▸ **TASK BRIEF**
In the lines below, change "significance-star" to "asterisk-marker" wherever it occurs, and reproduce everything else without alteration.

▸ **DATA ENTRIES**
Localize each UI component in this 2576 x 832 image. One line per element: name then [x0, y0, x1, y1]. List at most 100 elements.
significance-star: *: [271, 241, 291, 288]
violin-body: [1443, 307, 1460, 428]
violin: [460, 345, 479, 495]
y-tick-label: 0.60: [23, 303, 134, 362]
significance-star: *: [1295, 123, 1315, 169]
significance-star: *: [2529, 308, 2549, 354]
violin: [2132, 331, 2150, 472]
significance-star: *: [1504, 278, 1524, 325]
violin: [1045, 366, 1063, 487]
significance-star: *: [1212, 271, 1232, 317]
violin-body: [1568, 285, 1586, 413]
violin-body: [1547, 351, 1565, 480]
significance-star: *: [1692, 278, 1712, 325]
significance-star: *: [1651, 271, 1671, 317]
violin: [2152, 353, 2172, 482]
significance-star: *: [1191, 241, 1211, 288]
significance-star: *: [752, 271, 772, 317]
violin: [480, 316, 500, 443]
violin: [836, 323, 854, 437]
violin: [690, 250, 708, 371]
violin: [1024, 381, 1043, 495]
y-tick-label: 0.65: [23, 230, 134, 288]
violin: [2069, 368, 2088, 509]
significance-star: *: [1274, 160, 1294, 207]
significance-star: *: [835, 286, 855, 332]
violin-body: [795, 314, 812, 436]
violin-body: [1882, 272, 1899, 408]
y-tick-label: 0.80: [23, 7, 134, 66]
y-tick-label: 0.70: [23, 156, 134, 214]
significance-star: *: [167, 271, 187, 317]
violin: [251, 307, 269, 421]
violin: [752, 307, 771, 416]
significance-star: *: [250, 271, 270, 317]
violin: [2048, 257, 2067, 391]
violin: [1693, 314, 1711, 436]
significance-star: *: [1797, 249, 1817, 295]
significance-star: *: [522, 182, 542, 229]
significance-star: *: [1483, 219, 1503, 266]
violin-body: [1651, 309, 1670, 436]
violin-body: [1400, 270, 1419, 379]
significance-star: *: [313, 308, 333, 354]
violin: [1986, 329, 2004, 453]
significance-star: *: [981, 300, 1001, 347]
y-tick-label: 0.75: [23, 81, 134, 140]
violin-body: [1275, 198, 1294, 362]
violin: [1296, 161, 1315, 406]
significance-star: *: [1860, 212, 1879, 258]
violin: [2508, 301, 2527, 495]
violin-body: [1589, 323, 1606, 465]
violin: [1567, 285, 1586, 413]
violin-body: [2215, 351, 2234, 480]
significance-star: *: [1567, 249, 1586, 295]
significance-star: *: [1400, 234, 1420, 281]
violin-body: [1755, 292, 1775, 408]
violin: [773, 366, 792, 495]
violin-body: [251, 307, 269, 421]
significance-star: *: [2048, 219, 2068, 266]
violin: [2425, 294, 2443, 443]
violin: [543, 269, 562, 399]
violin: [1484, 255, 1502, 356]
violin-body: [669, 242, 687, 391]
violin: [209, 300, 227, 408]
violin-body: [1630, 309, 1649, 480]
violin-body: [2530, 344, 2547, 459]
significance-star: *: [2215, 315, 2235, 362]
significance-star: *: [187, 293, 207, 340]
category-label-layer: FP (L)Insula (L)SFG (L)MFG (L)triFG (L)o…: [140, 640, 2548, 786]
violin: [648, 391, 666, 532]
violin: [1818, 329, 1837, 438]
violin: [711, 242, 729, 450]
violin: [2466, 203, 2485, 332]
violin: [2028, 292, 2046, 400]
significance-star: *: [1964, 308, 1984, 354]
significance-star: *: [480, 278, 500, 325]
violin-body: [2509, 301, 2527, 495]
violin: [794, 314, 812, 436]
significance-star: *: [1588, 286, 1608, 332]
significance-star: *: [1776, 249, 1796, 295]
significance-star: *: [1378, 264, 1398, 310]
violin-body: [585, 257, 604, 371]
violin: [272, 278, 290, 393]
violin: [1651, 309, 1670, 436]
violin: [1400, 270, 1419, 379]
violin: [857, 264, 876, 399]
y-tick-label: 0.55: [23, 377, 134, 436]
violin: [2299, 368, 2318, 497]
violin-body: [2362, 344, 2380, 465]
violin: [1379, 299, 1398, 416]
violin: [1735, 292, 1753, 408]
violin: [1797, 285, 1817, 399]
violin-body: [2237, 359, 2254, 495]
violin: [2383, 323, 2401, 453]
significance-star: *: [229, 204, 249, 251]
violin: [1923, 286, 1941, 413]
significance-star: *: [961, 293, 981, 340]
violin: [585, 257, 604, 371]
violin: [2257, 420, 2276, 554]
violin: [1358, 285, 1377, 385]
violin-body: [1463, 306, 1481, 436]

▸ **RESPONSE**
Localize each UI component in this 2576 x 832 image. One line per element: name then [x0, y0, x1, y1]. List at most 100 elements.
asterisk-marker: *: [271, 241, 291, 288]
violin-body: [1443, 307, 1460, 428]
violin: [460, 345, 479, 495]
y-tick-label: 0.60: [23, 303, 134, 362]
asterisk-marker: *: [1295, 123, 1315, 169]
asterisk-marker: *: [2529, 308, 2549, 354]
violin: [2132, 331, 2150, 472]
asterisk-marker: *: [1504, 278, 1524, 325]
violin: [1045, 366, 1063, 487]
asterisk-marker: *: [1212, 271, 1232, 317]
violin-body: [1568, 285, 1586, 413]
violin-body: [1547, 351, 1565, 480]
asterisk-marker: *: [1692, 278, 1712, 325]
asterisk-marker: *: [1651, 271, 1671, 317]
violin: [2152, 353, 2172, 482]
asterisk-marker: *: [1191, 241, 1211, 288]
asterisk-marker: *: [752, 271, 772, 317]
violin: [480, 316, 500, 443]
violin: [836, 323, 854, 437]
violin: [690, 250, 708, 371]
violin: [1024, 381, 1043, 495]
y-tick-label: 0.65: [23, 230, 134, 288]
violin: [2069, 368, 2088, 509]
asterisk-marker: *: [1274, 160, 1294, 207]
asterisk-marker: *: [835, 286, 855, 332]
violin-body: [795, 314, 812, 436]
violin-body: [1882, 272, 1899, 408]
y-tick-label: 0.80: [23, 7, 134, 66]
y-tick-label: 0.70: [23, 156, 134, 214]
asterisk-marker: *: [167, 271, 187, 317]
violin: [251, 307, 269, 421]
violin: [752, 307, 771, 416]
asterisk-marker: *: [250, 271, 270, 317]
violin: [2048, 257, 2067, 391]
violin: [1693, 314, 1711, 436]
asterisk-marker: *: [1797, 249, 1817, 295]
asterisk-marker: *: [522, 182, 542, 229]
asterisk-marker: *: [1483, 219, 1503, 266]
violin-body: [1651, 309, 1670, 436]
violin-body: [1400, 270, 1419, 379]
asterisk-marker: *: [313, 308, 333, 354]
violin: [1986, 329, 2004, 453]
asterisk-marker: *: [981, 300, 1001, 347]
y-tick-label: 0.75: [23, 81, 134, 140]
violin-body: [1275, 198, 1294, 362]
violin: [1296, 161, 1315, 406]
asterisk-marker: *: [1860, 212, 1879, 258]
violin: [2508, 301, 2527, 495]
violin-body: [1589, 323, 1606, 465]
violin: [1567, 285, 1586, 413]
violin-body: [2215, 351, 2234, 480]
asterisk-marker: *: [1567, 249, 1586, 295]
asterisk-marker: *: [1400, 234, 1420, 281]
violin-body: [1755, 292, 1775, 408]
violin: [773, 366, 792, 495]
violin-body: [251, 307, 269, 421]
asterisk-marker: *: [2048, 219, 2068, 266]
violin: [2425, 294, 2443, 443]
violin: [543, 269, 562, 399]
violin: [1484, 255, 1502, 356]
violin-body: [669, 242, 687, 391]
violin: [209, 300, 227, 408]
violin-body: [1630, 309, 1649, 480]
violin-body: [2530, 344, 2547, 459]
asterisk-marker: *: [2215, 315, 2235, 362]
asterisk-marker: *: [187, 293, 207, 340]
category-label-layer: FP (L)Insula (L)SFG (L)MFG (L)triFG (L)o…: [140, 640, 2548, 786]
violin: [648, 391, 666, 532]
violin: [1818, 329, 1837, 438]
violin: [711, 242, 729, 450]
violin: [2466, 203, 2485, 332]
violin: [2028, 292, 2046, 400]
asterisk-marker: *: [1964, 308, 1984, 354]
asterisk-marker: *: [480, 278, 500, 325]
violin-body: [2509, 301, 2527, 495]
violin: [794, 314, 812, 436]
asterisk-marker: *: [1588, 286, 1608, 332]
asterisk-marker: *: [1776, 249, 1796, 295]
asterisk-marker: *: [1378, 264, 1398, 310]
violin-body: [585, 257, 604, 371]
violin: [272, 278, 290, 393]
violin: [1651, 309, 1670, 436]
violin: [1400, 270, 1419, 379]
violin: [857, 264, 876, 399]
y-tick-label: 0.55: [23, 377, 134, 436]
violin: [2299, 368, 2318, 497]
violin-body: [2362, 344, 2380, 465]
violin: [1379, 299, 1398, 416]
violin: [1735, 292, 1753, 408]
violin: [1797, 285, 1817, 399]
violin-body: [2237, 359, 2254, 495]
violin: [2383, 323, 2401, 453]
asterisk-marker: *: [229, 204, 249, 251]
violin: [1923, 286, 1941, 413]
asterisk-marker: *: [961, 293, 981, 340]
violin: [585, 257, 604, 371]
violin: [2257, 420, 2276, 554]
violin: [1358, 285, 1377, 385]
violin-body: [1463, 306, 1481, 436]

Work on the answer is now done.